*** Input for this task
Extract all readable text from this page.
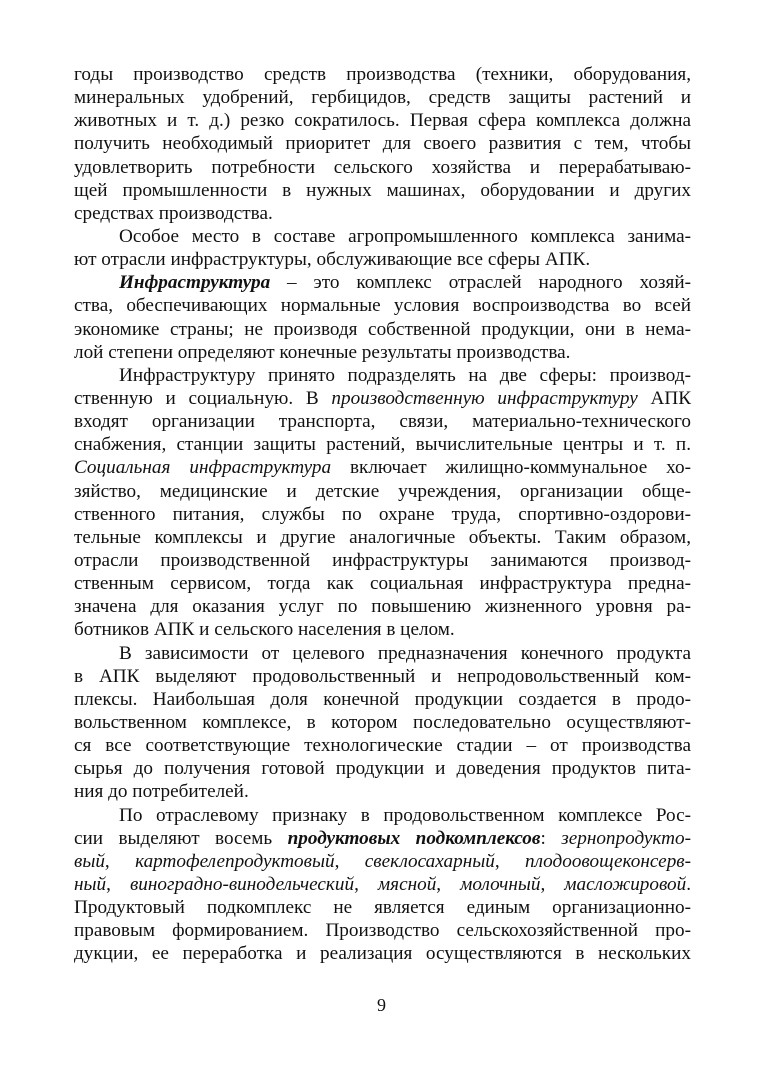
годы производство средств производства (техники, оборудования,
минеральных удобрений, гербицидов, средств защиты растений и
животных и т. д.) резко сократилось. Первая сфера комплекса должна
получить необходимый приоритет для своего развития с тем, чтобы
удовлетворить потребности сельского хозяйства и перерабатываю-
щей промышленности в нужных машинах, оборудовании и других
средствах производства.
Особое место в составе агропромышленного комплекса занима-
ют отрасли инфраструктуры, обслуживающие все сферы АПК.
Инфраструктура – это комплекс отраслей народного хозяй-
ства, обеспечивающих нормальные условия воспроизводства во всей
экономике страны; не производя собственной продукции, они в нема-
лой степени определяют конечные результаты производства.
Инфраструктуру принято подразделять на две сферы: производ-
ственную и социальную. В производственную инфраструктуру АПК
входят организации транспорта, связи, материально-технического
снабжения, станции защиты растений, вычислительные центры и т. п.
Социальная инфраструктура включает жилищно-коммунальное хо-
зяйство, медицинские и детские учреждения, организации обще-
ственного питания, службы по охране труда, спортивно-оздорови-
тельные комплексы и другие аналогичные объекты. Таким образом,
отрасли производственной инфраструктуры занимаются производ-
ственным сервисом, тогда как социальная инфраструктура предна-
значена для оказания услуг по повышению жизненного уровня ра-
ботников АПК и сельского населения в целом.
В зависимости от целевого предназначения конечного продукта
в АПК выделяют продовольственный и непродовольственный ком-
плексы. Наибольшая доля конечной продукции создается в продо-
вольственном комплексе, в котором последовательно осуществляют-
ся все соответствующие технологические стадии – от производства
сырья до получения готовой продукции и доведения продуктов пита-
ния до потребителей.
По отраслевому признаку в продовольственном комплексе Рос-
сии выделяют восемь продуктовых подкомплексов: зернопродукто-
вый, картофелепродуктовый, свеклосахарный, плодоовощеконсерв-
ный, виноградно-винодельческий, мясной, молочный, масложировой.
Продуктовый подкомплекс не является единым организационно-
правовым формированием. Производство сельскохозяйственной про-
дукции, ее переработка и реализация осуществляются в нескольких
9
******
What is required. Every line is to be duplicated exactly, though pictures stay out.

The reply.
Extract all readable text from this page.
годы производство средств производства (техники, оборудования,
минеральных удобрений, гербицидов, средств защиты растений и
животных и т. д.) резко сократилось. Первая сфера комплекса должна
получить необходимый приоритет для своего развития с тем, чтобы
удовлетворить потребности сельского хозяйства и перерабатываю-
щей промышленности в нужных машинах, оборудовании и других
средствах производства.
Особое место в составе агропромышленного комплекса занима-
ют отрасли инфраструктуры, обслуживающие все сферы АПК.
Инфраструктура – это комплекс отраслей народного хозяй-
ства, обеспечивающих нормальные условия воспроизводства во всей
экономике страны; не производя собственной продукции, они в нема-
лой степени определяют конечные результаты производства.
Инфраструктуру принято подразделять на две сферы: производ-
ственную и социальную. В производственную инфраструктуру АПК
входят организации транспорта, связи, материально-технического
снабжения, станции защиты растений, вычислительные центры и т. п.
Социальная инфраструктура включает жилищно-коммунальное хо-
зяйство, медицинские и детские учреждения, организации обще-
ственного питания, службы по охране труда, спортивно-оздорови-
тельные комплексы и другие аналогичные объекты. Таким образом,
отрасли производственной инфраструктуры занимаются производ-
ственным сервисом, тогда как социальная инфраструктура предна-
значена для оказания услуг по повышению жизненного уровня ра-
ботников АПК и сельского населения в целом.
В зависимости от целевого предназначения конечного продукта
в АПК выделяют продовольственный и непродовольственный ком-
плексы. Наибольшая доля конечной продукции создается в продо-
вольственном комплексе, в котором последовательно осуществляют-
ся все соответствующие технологические стадии – от производства
сырья до получения готовой продукции и доведения продуктов пита-
ния до потребителей.
По отраслевому признаку в продовольственном комплексе Рос-
сии выделяют восемь продуктовых подкомплексов: зернопродукто-
вый, картофелепродуктовый, свеклосахарный, плодоовощеконсерв-
ный, виноградно-винодельческий, мясной, молочный, масложировой.
Продуктовый подкомплекс не является единым организационно-
правовым формированием. Производство сельскохозяйственной про-
дукции, ее переработка и реализация осуществляются в нескольких
9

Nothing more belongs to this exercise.